- [EXERCISE MATERIALS]:
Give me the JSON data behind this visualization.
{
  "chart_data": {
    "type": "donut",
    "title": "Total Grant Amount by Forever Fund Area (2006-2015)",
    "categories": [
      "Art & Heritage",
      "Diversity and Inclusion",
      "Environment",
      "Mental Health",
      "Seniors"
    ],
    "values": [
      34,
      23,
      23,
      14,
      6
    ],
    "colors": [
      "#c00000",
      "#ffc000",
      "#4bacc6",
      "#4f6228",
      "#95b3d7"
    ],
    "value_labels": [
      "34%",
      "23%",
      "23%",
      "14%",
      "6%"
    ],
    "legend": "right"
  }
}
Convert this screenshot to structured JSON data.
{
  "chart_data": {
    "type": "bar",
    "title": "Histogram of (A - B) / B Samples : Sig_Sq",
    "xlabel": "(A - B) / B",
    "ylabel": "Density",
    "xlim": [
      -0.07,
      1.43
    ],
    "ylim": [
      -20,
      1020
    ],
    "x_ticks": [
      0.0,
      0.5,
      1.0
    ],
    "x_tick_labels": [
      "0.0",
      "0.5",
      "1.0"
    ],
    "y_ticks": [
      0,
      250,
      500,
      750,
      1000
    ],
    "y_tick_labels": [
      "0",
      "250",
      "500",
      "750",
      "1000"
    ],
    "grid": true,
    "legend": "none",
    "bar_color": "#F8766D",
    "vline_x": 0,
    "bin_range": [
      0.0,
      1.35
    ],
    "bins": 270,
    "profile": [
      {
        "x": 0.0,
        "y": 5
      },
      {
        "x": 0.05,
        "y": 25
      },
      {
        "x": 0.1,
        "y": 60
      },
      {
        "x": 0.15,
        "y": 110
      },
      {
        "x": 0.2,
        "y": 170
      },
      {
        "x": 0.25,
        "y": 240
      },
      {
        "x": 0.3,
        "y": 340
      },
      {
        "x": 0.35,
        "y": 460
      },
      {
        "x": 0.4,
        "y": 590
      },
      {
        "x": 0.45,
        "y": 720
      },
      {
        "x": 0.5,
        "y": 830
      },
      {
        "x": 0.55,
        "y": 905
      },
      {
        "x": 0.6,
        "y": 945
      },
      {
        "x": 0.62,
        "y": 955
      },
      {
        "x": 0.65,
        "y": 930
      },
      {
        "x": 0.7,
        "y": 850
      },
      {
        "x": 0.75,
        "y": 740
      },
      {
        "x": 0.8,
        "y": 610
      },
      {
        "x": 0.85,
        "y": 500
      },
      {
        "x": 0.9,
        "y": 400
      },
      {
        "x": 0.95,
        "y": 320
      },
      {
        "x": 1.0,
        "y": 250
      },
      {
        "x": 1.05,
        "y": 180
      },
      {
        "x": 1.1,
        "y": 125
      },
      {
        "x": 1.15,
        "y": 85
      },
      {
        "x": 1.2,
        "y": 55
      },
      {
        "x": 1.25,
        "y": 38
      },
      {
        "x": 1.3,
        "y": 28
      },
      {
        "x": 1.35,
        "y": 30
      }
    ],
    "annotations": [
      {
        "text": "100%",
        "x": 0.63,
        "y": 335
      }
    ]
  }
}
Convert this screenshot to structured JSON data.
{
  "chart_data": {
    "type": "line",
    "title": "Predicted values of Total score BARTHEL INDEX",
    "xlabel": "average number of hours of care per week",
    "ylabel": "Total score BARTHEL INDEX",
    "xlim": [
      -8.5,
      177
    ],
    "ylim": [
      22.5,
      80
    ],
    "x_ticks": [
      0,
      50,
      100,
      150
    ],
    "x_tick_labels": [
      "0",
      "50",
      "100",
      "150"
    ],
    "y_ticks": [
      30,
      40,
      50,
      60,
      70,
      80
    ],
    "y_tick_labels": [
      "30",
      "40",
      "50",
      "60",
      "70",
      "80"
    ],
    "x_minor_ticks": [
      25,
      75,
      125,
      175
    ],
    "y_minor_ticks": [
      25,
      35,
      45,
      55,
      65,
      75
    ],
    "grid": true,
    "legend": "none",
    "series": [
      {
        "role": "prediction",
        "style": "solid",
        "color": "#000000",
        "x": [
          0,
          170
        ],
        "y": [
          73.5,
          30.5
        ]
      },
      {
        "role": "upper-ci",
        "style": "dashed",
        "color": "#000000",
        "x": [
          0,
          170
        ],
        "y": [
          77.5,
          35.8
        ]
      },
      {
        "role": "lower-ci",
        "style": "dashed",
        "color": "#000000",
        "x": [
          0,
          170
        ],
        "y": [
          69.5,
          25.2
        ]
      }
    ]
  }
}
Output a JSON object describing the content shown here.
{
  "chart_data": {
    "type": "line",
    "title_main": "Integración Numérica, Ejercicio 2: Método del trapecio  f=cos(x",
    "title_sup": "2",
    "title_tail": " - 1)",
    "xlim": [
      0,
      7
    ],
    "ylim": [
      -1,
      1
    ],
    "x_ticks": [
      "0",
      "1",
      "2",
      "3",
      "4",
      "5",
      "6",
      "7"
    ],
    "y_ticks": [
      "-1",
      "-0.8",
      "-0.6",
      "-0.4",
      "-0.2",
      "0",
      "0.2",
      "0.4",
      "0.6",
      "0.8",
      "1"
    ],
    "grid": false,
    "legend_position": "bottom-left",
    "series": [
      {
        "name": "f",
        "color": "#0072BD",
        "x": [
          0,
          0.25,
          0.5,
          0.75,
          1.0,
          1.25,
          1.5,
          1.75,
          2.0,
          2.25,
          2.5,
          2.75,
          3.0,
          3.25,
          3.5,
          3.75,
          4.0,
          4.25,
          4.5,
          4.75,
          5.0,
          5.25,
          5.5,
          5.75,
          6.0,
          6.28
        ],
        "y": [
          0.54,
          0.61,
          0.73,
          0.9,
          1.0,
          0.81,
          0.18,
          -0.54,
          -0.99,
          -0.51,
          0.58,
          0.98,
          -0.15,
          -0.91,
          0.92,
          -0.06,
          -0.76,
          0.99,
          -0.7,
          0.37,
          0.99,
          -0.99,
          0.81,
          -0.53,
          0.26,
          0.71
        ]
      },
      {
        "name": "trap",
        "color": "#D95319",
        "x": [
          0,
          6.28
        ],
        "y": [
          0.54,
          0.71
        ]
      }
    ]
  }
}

- [WHAT IS ASKED]:
Please restate the records in full, word for word.

- [FINAL RESULT]:
Give me the JSON data behind this visualization.
{
  "chart_data": {
    "type": "donut",
    "title": "Total Grant Amount by Forever Fund Area (2006-2015)",
    "categories": [
      "Art & Heritage",
      "Diversity and Inclusion",
      "Environment",
      "Mental Health",
      "Seniors"
    ],
    "values": [
      34,
      23,
      23,
      14,
      6
    ],
    "colors": [
      "#c00000",
      "#ffc000",
      "#4bacc6",
      "#4f6228",
      "#95b3d7"
    ],
    "value_labels": [
      "34%",
      "23%",
      "23%",
      "14%",
      "6%"
    ],
    "legend": "right"
  }
}
Convert this screenshot to structured JSON data.
{
  "chart_data": {
    "type": "bar",
    "title": "Histogram of (A - B) / B Samples : Sig_Sq",
    "xlabel": "(A - B) / B",
    "ylabel": "Density",
    "xlim": [
      -0.07,
      1.43
    ],
    "ylim": [
      -20,
      1020
    ],
    "x_ticks": [
      0.0,
      0.5,
      1.0
    ],
    "x_tick_labels": [
      "0.0",
      "0.5",
      "1.0"
    ],
    "y_ticks": [
      0,
      250,
      500,
      750,
      1000
    ],
    "y_tick_labels": [
      "0",
      "250",
      "500",
      "750",
      "1000"
    ],
    "grid": true,
    "legend": "none",
    "bar_color": "#F8766D",
    "vline_x": 0,
    "bin_range": [
      0.0,
      1.35
    ],
    "bins": 270,
    "profile": [
      {
        "x": 0.0,
        "y": 5
      },
      {
        "x": 0.05,
        "y": 25
      },
      {
        "x": 0.1,
        "y": 60
      },
      {
        "x": 0.15,
        "y": 110
      },
      {
        "x": 0.2,
        "y": 170
      },
      {
        "x": 0.25,
        "y": 240
      },
      {
        "x": 0.3,
        "y": 340
      },
      {
        "x": 0.35,
        "y": 460
      },
      {
        "x": 0.4,
        "y": 590
      },
      {
        "x": 0.45,
        "y": 720
      },
      {
        "x": 0.5,
        "y": 830
      },
      {
        "x": 0.55,
        "y": 905
      },
      {
        "x": 0.6,
        "y": 945
      },
      {
        "x": 0.62,
        "y": 955
      },
      {
        "x": 0.65,
        "y": 930
      },
      {
        "x": 0.7,
        "y": 850
      },
      {
        "x": 0.75,
        "y": 740
      },
      {
        "x": 0.8,
        "y": 610
      },
      {
        "x": 0.85,
        "y": 500
      },
      {
        "x": 0.9,
        "y": 400
      },
      {
        "x": 0.95,
        "y": 320
      },
      {
        "x": 1.0,
        "y": 250
      },
      {
        "x": 1.05,
        "y": 180
      },
      {
        "x": 1.1,
        "y": 125
      },
      {
        "x": 1.15,
        "y": 85
      },
      {
        "x": 1.2,
        "y": 55
      },
      {
        "x": 1.25,
        "y": 38
      },
      {
        "x": 1.3,
        "y": 28
      },
      {
        "x": 1.35,
        "y": 30
      }
    ],
    "annotations": [
      {
        "text": "100%",
        "x": 0.63,
        "y": 335
      }
    ]
  }
}
Convert this screenshot to structured JSON data.
{
  "chart_data": {
    "type": "line",
    "title": "Predicted values of Total score BARTHEL INDEX",
    "xlabel": "average number of hours of care per week",
    "ylabel": "Total score BARTHEL INDEX",
    "xlim": [
      -8.5,
      177
    ],
    "ylim": [
      22.5,
      80
    ],
    "x_ticks": [
      0,
      50,
      100,
      150
    ],
    "x_tick_labels": [
      "0",
      "50",
      "100",
      "150"
    ],
    "y_ticks": [
      30,
      40,
      50,
      60,
      70,
      80
    ],
    "y_tick_labels": [
      "30",
      "40",
      "50",
      "60",
      "70",
      "80"
    ],
    "x_minor_ticks": [
      25,
      75,
      125,
      175
    ],
    "y_minor_ticks": [
      25,
      35,
      45,
      55,
      65,
      75
    ],
    "grid": true,
    "legend": "none",
    "series": [
      {
        "role": "prediction",
        "style": "solid",
        "color": "#000000",
        "x": [
          0,
          170
        ],
        "y": [
          73.5,
          30.5
        ]
      },
      {
        "role": "upper-ci",
        "style": "dashed",
        "color": "#000000",
        "x": [
          0,
          170
        ],
        "y": [
          77.5,
          35.8
        ]
      },
      {
        "role": "lower-ci",
        "style": "dashed",
        "color": "#000000",
        "x": [
          0,
          170
        ],
        "y": [
          69.5,
          25.2
        ]
      }
    ]
  }
}
Output a JSON object describing the content shown here.
{
  "chart_data": {
    "type": "line",
    "title_main": "Integración Numérica, Ejercicio 2: Método del trapecio  f=cos(x",
    "title_sup": "2",
    "title_tail": " - 1)",
    "xlim": [
      0,
      7
    ],
    "ylim": [
      -1,
      1
    ],
    "x_ticks": [
      "0",
      "1",
      "2",
      "3",
      "4",
      "5",
      "6",
      "7"
    ],
    "y_ticks": [
      "-1",
      "-0.8",
      "-0.6",
      "-0.4",
      "-0.2",
      "0",
      "0.2",
      "0.4",
      "0.6",
      "0.8",
      "1"
    ],
    "grid": false,
    "legend_position": "bottom-left",
    "series": [
      {
        "name": "f",
        "color": "#0072BD",
        "x": [
          0,
          0.25,
          0.5,
          0.75,
          1.0,
          1.25,
          1.5,
          1.75,
          2.0,
          2.25,
          2.5,
          2.75,
          3.0,
          3.25,
          3.5,
          3.75,
          4.0,
          4.25,
          4.5,
          4.75,
          5.0,
          5.25,
          5.5,
          5.75,
          6.0,
          6.28
        ],
        "y": [
          0.54,
          0.61,
          0.73,
          0.9,
          1.0,
          0.81,
          0.18,
          -0.54,
          -0.99,
          -0.51,
          0.58,
          0.98,
          -0.15,
          -0.91,
          0.92,
          -0.06,
          -0.76,
          0.99,
          -0.7,
          0.37,
          0.99,
          -0.99,
          0.81,
          -0.53,
          0.26,
          0.71
        ]
      },
      {
        "name": "trap",
        "color": "#D95319",
        "x": [
          0,
          6.28
        ],
        "y": [
          0.54,
          0.71
        ]
      }
    ]
  }
}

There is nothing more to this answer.